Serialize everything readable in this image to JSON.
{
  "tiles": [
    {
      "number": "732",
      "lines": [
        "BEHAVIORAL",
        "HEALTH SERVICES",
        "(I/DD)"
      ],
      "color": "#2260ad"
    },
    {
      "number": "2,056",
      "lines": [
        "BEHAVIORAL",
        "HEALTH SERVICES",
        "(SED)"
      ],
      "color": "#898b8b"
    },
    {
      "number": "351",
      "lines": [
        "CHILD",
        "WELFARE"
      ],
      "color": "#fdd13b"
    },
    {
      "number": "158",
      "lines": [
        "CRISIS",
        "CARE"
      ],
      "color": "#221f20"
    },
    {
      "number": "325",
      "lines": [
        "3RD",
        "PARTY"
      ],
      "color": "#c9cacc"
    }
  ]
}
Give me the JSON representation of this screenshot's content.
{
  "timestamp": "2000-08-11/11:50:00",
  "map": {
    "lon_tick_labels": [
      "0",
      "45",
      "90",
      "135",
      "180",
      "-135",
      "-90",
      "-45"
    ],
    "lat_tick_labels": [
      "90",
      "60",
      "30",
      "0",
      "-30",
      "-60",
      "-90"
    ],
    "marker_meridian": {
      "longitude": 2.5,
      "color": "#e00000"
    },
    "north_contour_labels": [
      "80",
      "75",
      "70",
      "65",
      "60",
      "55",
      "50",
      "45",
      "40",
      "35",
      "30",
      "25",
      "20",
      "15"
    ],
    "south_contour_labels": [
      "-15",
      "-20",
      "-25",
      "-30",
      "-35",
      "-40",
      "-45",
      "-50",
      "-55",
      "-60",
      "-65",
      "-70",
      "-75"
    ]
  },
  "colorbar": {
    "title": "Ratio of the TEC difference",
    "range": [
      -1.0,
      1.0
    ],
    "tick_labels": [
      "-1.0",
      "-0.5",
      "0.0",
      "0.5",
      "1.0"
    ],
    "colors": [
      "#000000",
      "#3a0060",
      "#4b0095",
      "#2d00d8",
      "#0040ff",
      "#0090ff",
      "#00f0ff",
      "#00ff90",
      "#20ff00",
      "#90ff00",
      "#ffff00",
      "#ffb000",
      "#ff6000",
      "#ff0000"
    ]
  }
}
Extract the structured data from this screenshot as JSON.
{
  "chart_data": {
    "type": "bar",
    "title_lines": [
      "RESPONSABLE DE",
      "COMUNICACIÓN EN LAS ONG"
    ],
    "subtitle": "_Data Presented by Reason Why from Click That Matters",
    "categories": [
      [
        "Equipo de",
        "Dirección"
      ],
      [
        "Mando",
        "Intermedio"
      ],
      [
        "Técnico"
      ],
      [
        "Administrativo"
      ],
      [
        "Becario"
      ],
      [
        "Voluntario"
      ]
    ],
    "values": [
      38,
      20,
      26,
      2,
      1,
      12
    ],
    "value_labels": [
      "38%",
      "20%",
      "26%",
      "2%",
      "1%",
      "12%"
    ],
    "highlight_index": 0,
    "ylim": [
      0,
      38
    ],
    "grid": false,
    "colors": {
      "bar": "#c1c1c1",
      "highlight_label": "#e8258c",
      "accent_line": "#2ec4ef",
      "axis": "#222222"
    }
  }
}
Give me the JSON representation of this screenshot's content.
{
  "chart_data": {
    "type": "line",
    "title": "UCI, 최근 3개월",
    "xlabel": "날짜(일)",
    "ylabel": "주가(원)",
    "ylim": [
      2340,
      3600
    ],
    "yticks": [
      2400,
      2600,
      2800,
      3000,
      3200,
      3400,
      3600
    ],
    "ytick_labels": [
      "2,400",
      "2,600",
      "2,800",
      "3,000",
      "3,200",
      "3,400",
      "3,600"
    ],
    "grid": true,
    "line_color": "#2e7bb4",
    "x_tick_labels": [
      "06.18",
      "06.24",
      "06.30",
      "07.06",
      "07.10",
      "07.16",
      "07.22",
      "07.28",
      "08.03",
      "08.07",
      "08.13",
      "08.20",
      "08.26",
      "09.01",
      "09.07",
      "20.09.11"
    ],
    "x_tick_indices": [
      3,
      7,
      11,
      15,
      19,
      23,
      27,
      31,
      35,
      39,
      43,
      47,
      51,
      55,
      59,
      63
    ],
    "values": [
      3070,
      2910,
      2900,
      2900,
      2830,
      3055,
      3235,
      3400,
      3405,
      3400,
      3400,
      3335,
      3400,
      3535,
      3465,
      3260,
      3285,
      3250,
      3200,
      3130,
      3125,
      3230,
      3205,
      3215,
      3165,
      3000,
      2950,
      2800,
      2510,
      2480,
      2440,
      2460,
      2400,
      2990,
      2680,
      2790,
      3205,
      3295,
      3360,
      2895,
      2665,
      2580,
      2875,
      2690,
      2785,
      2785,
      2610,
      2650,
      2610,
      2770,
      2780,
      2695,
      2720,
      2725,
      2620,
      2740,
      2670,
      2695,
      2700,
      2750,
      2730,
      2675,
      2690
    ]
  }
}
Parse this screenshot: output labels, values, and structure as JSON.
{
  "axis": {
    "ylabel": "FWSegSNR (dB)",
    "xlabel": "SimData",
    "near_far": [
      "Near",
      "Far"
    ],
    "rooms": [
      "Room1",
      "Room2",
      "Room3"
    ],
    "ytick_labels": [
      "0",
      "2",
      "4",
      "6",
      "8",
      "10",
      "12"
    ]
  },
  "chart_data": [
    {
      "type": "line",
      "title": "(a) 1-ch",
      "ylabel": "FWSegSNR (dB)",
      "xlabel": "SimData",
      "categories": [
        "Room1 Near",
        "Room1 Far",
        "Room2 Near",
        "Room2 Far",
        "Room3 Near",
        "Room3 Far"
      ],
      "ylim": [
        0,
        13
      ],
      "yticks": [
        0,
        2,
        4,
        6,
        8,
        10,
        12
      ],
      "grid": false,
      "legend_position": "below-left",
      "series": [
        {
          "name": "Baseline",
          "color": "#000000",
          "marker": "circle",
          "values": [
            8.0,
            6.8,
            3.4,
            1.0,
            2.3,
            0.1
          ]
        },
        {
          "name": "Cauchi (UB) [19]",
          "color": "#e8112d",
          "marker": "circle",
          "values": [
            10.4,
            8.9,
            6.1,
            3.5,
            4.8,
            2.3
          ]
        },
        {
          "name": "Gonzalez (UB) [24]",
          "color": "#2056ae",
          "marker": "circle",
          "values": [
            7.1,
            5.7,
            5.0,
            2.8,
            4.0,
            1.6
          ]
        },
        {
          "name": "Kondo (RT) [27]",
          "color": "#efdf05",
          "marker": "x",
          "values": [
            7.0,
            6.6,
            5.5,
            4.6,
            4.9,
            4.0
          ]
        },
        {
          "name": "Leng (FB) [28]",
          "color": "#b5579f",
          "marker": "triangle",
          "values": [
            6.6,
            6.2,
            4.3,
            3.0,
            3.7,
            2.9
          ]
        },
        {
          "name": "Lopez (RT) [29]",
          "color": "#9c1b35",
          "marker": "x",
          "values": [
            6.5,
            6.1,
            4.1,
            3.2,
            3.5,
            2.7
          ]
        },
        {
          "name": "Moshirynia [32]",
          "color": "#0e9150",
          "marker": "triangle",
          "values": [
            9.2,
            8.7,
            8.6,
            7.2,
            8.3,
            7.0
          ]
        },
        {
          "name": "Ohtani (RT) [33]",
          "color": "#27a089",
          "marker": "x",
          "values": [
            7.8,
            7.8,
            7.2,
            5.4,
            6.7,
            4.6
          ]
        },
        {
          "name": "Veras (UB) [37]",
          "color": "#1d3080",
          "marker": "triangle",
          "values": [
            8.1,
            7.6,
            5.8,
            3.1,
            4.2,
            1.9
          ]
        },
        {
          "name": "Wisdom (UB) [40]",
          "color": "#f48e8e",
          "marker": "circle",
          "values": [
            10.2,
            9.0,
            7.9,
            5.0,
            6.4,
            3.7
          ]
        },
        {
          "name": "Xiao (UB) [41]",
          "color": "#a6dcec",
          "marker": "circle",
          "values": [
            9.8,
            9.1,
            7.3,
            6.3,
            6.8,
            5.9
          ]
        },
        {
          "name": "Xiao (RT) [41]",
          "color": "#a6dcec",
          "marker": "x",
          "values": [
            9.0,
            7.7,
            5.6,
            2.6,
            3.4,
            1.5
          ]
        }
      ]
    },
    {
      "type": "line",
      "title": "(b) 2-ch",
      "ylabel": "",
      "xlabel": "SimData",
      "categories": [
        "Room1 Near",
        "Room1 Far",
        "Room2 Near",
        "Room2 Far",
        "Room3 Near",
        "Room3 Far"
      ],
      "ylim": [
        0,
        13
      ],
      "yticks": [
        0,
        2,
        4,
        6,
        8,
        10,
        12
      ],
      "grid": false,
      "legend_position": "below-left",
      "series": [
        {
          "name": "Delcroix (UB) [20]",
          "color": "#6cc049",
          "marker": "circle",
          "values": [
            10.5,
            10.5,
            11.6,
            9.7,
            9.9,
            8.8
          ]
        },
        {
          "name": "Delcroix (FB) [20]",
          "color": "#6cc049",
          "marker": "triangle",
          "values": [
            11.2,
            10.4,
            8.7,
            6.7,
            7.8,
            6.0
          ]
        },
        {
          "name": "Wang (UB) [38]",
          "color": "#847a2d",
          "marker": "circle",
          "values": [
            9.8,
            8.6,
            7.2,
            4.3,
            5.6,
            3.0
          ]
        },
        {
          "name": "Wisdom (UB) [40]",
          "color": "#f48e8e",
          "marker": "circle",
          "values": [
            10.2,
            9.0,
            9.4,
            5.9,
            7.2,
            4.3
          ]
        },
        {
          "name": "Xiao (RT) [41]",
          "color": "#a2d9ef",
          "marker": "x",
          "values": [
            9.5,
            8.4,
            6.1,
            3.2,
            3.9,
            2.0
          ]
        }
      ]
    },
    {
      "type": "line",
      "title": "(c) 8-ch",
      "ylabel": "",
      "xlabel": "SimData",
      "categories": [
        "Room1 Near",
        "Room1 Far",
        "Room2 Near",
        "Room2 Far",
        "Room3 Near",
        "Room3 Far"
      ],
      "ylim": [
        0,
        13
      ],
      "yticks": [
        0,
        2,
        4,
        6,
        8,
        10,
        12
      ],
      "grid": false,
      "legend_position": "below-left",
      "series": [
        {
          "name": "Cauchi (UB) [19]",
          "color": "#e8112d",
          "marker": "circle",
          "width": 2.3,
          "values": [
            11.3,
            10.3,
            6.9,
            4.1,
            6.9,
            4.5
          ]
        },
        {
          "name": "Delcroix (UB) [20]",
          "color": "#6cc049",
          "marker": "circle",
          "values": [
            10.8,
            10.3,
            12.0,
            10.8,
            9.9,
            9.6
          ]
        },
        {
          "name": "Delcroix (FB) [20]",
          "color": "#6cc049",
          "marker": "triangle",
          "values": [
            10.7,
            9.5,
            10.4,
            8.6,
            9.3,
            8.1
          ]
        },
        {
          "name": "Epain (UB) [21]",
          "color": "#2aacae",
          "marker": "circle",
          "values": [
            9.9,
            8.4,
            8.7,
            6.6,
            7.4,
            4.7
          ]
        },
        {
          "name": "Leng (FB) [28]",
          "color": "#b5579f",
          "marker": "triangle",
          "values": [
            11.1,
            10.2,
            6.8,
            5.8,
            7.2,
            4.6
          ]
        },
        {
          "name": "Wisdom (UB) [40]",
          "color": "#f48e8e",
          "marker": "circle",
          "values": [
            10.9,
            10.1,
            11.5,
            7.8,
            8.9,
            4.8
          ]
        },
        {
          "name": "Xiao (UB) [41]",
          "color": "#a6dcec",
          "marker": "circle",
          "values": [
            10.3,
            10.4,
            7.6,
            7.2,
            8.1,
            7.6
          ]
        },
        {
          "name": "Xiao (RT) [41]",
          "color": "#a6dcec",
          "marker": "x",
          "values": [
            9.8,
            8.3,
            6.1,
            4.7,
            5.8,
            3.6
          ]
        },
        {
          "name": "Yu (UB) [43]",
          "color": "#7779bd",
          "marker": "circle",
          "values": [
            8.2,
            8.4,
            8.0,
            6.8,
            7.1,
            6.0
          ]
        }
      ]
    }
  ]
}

::::::

Which lines contain the word "this"? Copy each one.

### [EXERCISE ANSWER]
Serialize everything readable in this image to JSON.
Give me the JSON representation of this screenshot's content.
Extract the structured data from this screenshot as JSON.
Give me the JSON representation of this screenshot's content.
Parse this screenshot: output labels, values, and structure as JSON.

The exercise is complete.